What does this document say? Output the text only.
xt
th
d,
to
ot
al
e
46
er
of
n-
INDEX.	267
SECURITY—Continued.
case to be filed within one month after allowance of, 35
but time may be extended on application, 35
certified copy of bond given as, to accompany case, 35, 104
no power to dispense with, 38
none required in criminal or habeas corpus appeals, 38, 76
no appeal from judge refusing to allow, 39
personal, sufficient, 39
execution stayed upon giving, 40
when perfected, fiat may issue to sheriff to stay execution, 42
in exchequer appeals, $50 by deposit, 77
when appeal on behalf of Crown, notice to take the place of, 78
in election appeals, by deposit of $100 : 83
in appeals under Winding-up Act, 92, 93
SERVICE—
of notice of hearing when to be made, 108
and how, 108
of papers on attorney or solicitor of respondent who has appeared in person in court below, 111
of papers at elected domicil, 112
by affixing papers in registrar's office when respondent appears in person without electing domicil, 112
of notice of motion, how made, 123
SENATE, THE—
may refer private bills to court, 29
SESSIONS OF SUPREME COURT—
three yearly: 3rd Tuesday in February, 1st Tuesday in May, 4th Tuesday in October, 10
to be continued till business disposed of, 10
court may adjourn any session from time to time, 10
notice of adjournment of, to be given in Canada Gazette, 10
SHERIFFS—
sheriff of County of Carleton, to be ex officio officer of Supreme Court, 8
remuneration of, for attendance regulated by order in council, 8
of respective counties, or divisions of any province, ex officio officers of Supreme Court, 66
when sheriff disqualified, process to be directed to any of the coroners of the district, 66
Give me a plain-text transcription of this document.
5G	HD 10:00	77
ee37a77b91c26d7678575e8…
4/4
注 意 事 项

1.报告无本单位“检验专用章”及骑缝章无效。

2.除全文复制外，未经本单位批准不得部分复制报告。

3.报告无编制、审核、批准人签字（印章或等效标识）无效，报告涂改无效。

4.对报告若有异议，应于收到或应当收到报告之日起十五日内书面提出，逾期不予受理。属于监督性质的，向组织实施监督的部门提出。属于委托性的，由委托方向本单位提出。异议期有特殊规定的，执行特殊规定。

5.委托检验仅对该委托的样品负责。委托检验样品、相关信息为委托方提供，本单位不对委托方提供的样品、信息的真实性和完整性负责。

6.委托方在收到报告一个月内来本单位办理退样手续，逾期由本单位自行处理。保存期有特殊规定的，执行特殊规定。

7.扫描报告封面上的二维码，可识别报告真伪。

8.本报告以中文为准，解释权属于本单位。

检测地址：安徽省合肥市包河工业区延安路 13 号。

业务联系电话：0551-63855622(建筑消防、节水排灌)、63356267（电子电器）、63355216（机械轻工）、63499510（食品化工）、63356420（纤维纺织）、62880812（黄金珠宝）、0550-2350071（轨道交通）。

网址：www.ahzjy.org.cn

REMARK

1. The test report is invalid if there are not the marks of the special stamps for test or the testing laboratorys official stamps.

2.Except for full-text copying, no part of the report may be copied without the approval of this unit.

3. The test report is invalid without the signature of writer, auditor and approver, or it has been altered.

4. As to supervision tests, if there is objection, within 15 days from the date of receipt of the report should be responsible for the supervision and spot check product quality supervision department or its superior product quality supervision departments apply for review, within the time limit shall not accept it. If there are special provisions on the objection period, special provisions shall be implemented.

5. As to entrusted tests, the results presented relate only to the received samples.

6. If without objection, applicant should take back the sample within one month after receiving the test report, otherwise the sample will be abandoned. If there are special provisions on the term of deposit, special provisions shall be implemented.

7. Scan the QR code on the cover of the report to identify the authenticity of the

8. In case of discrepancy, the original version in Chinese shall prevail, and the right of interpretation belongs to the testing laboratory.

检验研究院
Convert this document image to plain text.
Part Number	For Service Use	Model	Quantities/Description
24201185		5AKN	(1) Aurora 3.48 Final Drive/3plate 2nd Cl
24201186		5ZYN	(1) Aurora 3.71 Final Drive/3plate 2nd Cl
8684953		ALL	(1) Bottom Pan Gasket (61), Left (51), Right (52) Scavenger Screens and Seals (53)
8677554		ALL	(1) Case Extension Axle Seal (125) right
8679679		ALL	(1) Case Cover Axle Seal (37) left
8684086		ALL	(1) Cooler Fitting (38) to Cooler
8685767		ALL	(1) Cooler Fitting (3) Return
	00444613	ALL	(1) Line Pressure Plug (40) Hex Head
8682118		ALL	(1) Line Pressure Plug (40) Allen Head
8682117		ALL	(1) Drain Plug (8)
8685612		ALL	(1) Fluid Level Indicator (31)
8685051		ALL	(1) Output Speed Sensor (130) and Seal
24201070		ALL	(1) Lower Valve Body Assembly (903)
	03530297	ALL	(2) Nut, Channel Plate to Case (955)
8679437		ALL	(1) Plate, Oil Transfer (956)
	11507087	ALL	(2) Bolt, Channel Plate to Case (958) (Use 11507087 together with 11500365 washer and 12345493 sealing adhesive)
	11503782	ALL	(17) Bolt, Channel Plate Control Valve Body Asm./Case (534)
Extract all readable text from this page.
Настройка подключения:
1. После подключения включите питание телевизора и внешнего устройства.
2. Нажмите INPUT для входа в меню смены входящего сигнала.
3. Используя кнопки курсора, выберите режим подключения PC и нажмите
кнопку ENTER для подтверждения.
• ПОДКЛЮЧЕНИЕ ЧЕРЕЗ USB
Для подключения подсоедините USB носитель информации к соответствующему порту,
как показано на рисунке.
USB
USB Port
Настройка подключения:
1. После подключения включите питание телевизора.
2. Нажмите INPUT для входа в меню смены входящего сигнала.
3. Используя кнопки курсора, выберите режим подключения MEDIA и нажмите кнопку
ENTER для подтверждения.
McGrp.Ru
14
══════════
» **WHAT IS NEEDED**: Reproduce the full listing above, character for character.

» **ANSWER TO THIS PROBLEM**:
What does this document say? Output the text only.
xt
th
d,
to
ot
al
e
46
er
of
n-
INDEX.	267
SECURITY—Continued.
case to be filed within one month after allowance of, 35
but time may be extended on application, 35
certified copy of bond given as, to accompany case, 35, 104
no power to dispense with, 38
none required in criminal or habeas corpus appeals, 38, 76
no appeal from judge refusing to allow, 39
personal, sufficient, 39
execution stayed upon giving, 40
when perfected, fiat may issue to sheriff to stay execution, 42
in exchequer appeals, $50 by deposit, 77
when appeal on behalf of Crown, notice to take the place of, 78
in election appeals, by deposit of $100 : 83
in appeals under Winding-up Act, 92, 93
SERVICE—
of notice of hearing when to be made, 108
and how, 108
of papers on attorney or solicitor of respondent who has appeared in person in court below, 111
of papers at elected domicil, 112
by affixing papers in registrar's office when respondent appears in person without electing domicil, 112
of notice of motion, how made, 123
SENATE, THE—
may refer private bills to court, 29
SESSIONS OF SUPREME COURT—
three yearly: 3rd Tuesday in February, 1st Tuesday in May, 4th Tuesday in October, 10
to be continued till business disposed of, 10
court may adjourn any session from time to time, 10
notice of adjournment of, to be given in Canada Gazette, 10
SHERIFFS—
sheriff of County of Carleton, to be ex officio officer of Supreme Court, 8
remuneration of, for attendance regulated by order in council, 8
of respective counties, or divisions of any province, ex officio officers of Supreme Court, 66
when sheriff disqualified, process to be directed to any of the coroners of the district, 66
Give me a plain-text transcription of this document.
5G	HD 10:00	77
ee37a77b91c26d7678575e8…
4/4
注 意 事 项

1.报告无本单位“检验专用章”及骑缝章无效。

2.除全文复制外，未经本单位批准不得部分复制报告。

3.报告无编制、审核、批准人签字（印章或等效标识）无效，报告涂改无效。

4.对报告若有异议，应于收到或应当收到报告之日起十五日内书面提出，逾期不予受理。属于监督性质的，向组织实施监督的部门提出。属于委托性的，由委托方向本单位提出。异议期有特殊规定的，执行特殊规定。

5.委托检验仅对该委托的样品负责。委托检验样品、相关信息为委托方提供，本单位不对委托方提供的样品、信息的真实性和完整性负责。

6.委托方在收到报告一个月内来本单位办理退样手续，逾期由本单位自行处理。保存期有特殊规定的，执行特殊规定。

7.扫描报告封面上的二维码，可识别报告真伪。

8.本报告以中文为准，解释权属于本单位。

检测地址：安徽省合肥市包河工业区延安路 13 号。

业务联系电话：0551-63855622(建筑消防、节水排灌)、63356267（电子电器）、63355216（机械轻工）、63499510（食品化工）、63356420（纤维纺织）、62880812（黄金珠宝）、0550-2350071（轨道交通）。

网址：www.ahzjy.org.cn

REMARK

1. The test report is invalid if there are not the marks of the special stamps for test or the testing laboratorys official stamps.

2.Except for full-text copying, no part of the report may be copied without the approval of this unit.

3. The test report is invalid without the signature of writer, auditor and approver, or it has been altered.

4. As to supervision tests, if there is objection, within 15 days from the date of receipt of the report should be responsible for the supervision and spot check product quality supervision department or its superior product quality supervision departments apply for review, within the time limit shall not accept it. If there are special provisions on the objection period, special provisions shall be implemented.

5. As to entrusted tests, the results presented relate only to the received samples.

6. If without objection, applicant should take back the sample within one month after receiving the test report, otherwise the sample will be abandoned. If there are special provisions on the term of deposit, special provisions shall be implemented.

7. Scan the QR code on the cover of the report to identify the authenticity of the

8. In case of discrepancy, the original version in Chinese shall prevail, and the right of interpretation belongs to the testing laboratory.

检验研究院
Convert this document image to plain text.
Part Number	For Service Use	Model	Quantities/Description
24201185		5AKN	(1) Aurora 3.48 Final Drive/3plate 2nd Cl
24201186		5ZYN	(1) Aurora 3.71 Final Drive/3plate 2nd Cl
8684953		ALL	(1) Bottom Pan Gasket (61), Left (51), Right (52) Scavenger Screens and Seals (53)
8677554		ALL	(1) Case Extension Axle Seal (125) right
8679679		ALL	(1) Case Cover Axle Seal (37) left
8684086		ALL	(1) Cooler Fitting (38) to Cooler
8685767		ALL	(1) Cooler Fitting (3) Return
	00444613	ALL	(1) Line Pressure Plug (40) Hex Head
8682118		ALL	(1) Line Pressure Plug (40) Allen Head
8682117		ALL	(1) Drain Plug (8)
8685612		ALL	(1) Fluid Level Indicator (31)
8685051		ALL	(1) Output Speed Sensor (130) and Seal
24201070		ALL	(1) Lower Valve Body Assembly (903)
	03530297	ALL	(2) Nut, Channel Plate to Case (955)
8679437		ALL	(1) Plate, Oil Transfer (956)
	11507087	ALL	(2) Bolt, Channel Plate to Case (958) (Use 11507087 together with 11500365 washer and 12345493 sealing adhesive)
	11503782	ALL	(17) Bolt, Channel Plate Control Valve Body Asm./Case (534)
Extract all readable text from this page.
Настройка подключения:
1. После подключения включите питание телевизора и внешнего устройства.
2. Нажмите INPUT для входа в меню смены входящего сигнала.
3. Используя кнопки курсора, выберите режим подключения PC и нажмите
кнопку ENTER для подтверждения.
• ПОДКЛЮЧЕНИЕ ЧЕРЕЗ USB
Для подключения подсоедините USB носитель информации к соответствующему порту,
как показано на рисунке.
USB
USB Port
Настройка подключения:
1. После подключения включите питание телевизора.
2. Нажмите INPUT для входа в меню смены входящего сигнала.
3. Используя кнопки курсора, выберите режим подключения MEDIA и нажмите кнопку
ENTER для подтверждения.
McGrp.Ru
14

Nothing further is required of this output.